Faithfully return all lines, omitting every embedded picture.
== Available data ==
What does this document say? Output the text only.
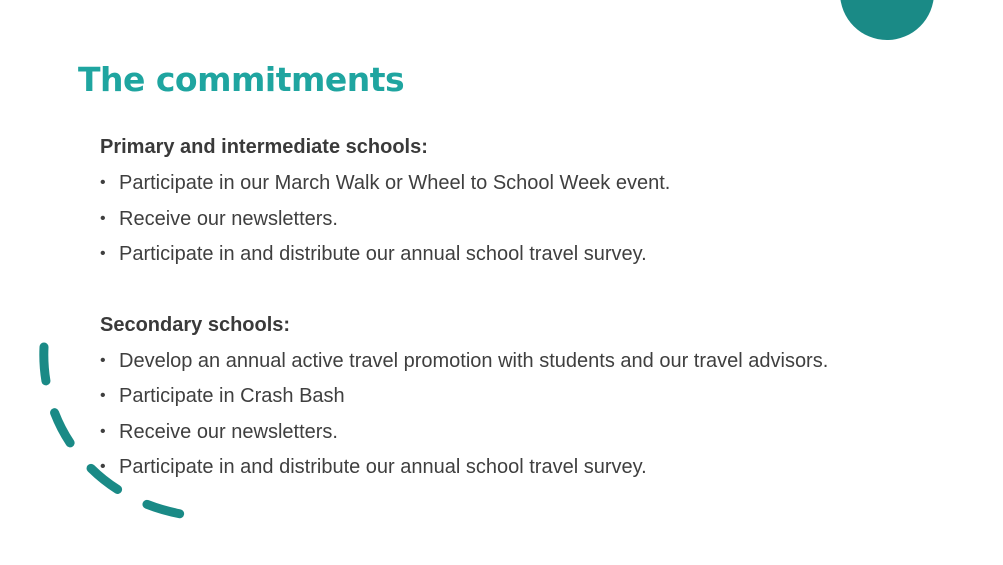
The commitments

Primary and intermediate schools:

• Participate in our March Walk or Wheel to School Week event.
• Receive our newsletters.
• Participate in and distribute our annual school travel survey.

Secondary schools:

• Develop an annual active travel promotion with students and our travel advisors.
• Participate in Crash Bash
• Receive our newsletters.
• Participate in and distribute our annual school travel survey.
===
Answer below:
What does this document say? Output the text only.
The commitments

Primary and intermediate schools:

• Participate in our March Walk or Wheel to School Week event.
• Receive our newsletters.
• Participate in and distribute our annual school travel survey.

Secondary schools:

• Develop an annual active travel promotion with students and our travel advisors.
• Participate in Crash Bash
• Receive our newsletters.
• Participate in and distribute our annual school travel survey.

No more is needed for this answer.